EXERCISE DIRECTIONS » Locate the string "selected" in the records below. Copy every line where it occurs.

Data items

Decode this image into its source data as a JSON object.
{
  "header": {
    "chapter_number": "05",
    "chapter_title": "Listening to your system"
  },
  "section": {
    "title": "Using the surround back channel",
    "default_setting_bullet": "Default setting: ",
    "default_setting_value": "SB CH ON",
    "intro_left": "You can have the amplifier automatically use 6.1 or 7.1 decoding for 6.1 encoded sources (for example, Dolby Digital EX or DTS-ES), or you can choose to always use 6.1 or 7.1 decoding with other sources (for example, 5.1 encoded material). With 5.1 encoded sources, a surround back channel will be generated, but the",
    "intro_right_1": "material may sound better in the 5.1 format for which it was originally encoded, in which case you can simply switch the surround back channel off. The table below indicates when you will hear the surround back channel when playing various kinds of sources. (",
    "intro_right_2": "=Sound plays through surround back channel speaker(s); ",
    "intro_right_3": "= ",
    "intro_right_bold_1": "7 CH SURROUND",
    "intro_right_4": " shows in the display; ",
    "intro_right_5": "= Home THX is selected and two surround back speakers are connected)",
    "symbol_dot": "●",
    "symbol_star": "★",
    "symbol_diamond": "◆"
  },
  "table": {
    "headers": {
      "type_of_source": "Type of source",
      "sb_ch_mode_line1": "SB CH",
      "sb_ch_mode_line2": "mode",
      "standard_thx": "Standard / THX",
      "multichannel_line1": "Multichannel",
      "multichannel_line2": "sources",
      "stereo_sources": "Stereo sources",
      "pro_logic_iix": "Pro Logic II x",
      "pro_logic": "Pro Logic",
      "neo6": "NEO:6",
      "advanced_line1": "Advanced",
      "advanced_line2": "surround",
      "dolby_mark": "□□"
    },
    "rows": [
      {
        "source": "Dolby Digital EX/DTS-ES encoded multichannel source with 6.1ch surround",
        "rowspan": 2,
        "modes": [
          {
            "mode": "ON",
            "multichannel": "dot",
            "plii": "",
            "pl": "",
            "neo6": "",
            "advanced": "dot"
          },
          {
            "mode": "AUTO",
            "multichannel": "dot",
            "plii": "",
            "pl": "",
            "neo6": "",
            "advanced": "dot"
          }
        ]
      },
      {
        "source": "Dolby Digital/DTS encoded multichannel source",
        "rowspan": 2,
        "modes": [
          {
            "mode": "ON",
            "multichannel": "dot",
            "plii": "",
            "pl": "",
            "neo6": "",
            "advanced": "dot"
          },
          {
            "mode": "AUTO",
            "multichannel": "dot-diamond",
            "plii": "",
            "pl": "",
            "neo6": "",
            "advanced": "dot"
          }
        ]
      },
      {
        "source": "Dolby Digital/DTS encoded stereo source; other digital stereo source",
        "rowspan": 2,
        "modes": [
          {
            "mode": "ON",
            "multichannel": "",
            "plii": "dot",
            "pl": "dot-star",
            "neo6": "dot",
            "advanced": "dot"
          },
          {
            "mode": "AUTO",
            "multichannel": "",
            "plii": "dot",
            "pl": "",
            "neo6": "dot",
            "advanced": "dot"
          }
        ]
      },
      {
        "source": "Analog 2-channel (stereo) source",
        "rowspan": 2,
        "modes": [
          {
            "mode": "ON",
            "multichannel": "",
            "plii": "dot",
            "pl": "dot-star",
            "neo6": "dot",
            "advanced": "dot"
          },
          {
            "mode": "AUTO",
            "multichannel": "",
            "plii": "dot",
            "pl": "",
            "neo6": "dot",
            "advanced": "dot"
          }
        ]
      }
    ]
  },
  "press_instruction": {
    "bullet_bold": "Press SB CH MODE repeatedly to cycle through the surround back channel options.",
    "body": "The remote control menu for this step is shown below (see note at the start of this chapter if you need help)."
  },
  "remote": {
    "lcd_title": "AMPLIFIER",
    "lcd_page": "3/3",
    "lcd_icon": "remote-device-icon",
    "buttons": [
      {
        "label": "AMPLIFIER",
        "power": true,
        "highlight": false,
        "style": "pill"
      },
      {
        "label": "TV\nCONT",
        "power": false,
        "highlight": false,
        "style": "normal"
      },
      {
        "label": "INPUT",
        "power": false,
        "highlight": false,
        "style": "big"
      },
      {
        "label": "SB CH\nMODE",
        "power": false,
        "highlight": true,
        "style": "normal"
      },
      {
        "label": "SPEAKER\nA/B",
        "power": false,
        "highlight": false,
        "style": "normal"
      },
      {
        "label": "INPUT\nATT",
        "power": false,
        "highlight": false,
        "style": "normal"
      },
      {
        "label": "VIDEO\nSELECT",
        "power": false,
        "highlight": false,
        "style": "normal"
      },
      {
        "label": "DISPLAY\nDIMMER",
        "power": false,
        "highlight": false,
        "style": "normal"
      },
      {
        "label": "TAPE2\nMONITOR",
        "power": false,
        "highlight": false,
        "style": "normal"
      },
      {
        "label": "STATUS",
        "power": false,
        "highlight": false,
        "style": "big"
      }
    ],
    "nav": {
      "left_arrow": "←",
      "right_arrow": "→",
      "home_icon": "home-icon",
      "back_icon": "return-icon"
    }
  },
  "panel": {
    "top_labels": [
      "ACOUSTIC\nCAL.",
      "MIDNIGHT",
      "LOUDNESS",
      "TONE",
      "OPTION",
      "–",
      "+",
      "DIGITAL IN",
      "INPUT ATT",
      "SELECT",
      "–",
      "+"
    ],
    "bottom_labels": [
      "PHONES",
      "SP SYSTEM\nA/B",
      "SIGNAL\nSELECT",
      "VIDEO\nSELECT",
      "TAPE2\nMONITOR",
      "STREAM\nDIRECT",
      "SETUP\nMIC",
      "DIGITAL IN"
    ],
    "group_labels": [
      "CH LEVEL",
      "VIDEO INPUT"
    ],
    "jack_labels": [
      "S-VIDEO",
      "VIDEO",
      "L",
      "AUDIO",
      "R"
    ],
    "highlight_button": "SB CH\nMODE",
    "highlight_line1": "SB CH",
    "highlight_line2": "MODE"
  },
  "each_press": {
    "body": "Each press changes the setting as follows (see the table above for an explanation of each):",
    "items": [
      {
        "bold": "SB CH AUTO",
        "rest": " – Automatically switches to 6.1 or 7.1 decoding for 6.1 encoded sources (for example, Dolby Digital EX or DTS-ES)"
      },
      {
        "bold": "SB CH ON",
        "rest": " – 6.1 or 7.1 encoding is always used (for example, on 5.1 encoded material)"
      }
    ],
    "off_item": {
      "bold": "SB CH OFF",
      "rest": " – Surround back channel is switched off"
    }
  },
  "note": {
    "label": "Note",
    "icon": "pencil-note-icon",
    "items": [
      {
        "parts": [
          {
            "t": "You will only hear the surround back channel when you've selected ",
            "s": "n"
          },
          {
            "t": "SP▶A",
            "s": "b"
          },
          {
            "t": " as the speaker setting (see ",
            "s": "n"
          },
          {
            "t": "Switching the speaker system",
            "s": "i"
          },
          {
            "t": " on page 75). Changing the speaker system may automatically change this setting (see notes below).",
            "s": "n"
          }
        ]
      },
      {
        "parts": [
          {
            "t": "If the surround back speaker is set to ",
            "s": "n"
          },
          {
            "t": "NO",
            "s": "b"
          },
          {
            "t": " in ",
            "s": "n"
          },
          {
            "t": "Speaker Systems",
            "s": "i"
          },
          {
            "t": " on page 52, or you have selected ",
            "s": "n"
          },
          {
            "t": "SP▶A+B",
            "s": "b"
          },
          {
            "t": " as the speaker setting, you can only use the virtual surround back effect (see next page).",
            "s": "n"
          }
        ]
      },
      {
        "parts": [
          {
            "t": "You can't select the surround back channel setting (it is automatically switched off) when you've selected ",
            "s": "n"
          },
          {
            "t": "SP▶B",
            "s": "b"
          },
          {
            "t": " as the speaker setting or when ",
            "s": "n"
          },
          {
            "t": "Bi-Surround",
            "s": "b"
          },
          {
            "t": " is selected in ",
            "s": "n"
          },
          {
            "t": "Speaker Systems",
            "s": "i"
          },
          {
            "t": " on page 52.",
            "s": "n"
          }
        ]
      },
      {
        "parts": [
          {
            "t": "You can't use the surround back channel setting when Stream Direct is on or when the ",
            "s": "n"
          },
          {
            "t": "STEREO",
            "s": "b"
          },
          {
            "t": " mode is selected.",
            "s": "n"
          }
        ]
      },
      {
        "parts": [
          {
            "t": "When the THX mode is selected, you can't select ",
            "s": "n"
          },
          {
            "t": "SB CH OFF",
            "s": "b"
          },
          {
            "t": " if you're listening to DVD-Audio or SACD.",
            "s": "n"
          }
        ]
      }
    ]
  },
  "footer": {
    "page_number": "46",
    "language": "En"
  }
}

SOLUTION TO THIS PROBLEM »
    "intro_right_5": "= Home THX is selected and two surround back speakers are connected)",
            "t": "You will only hear the surround back channel when you've selected ",
            "t": " on page 52, or you have selected ",
            "t": "You can't select the surround back channel setting (it is automatically switched off) when you've selected ",
            "t": " is selected in ",
            "t": " mode is selected.",
            "t": "When the THX mode is selected, you can't select ",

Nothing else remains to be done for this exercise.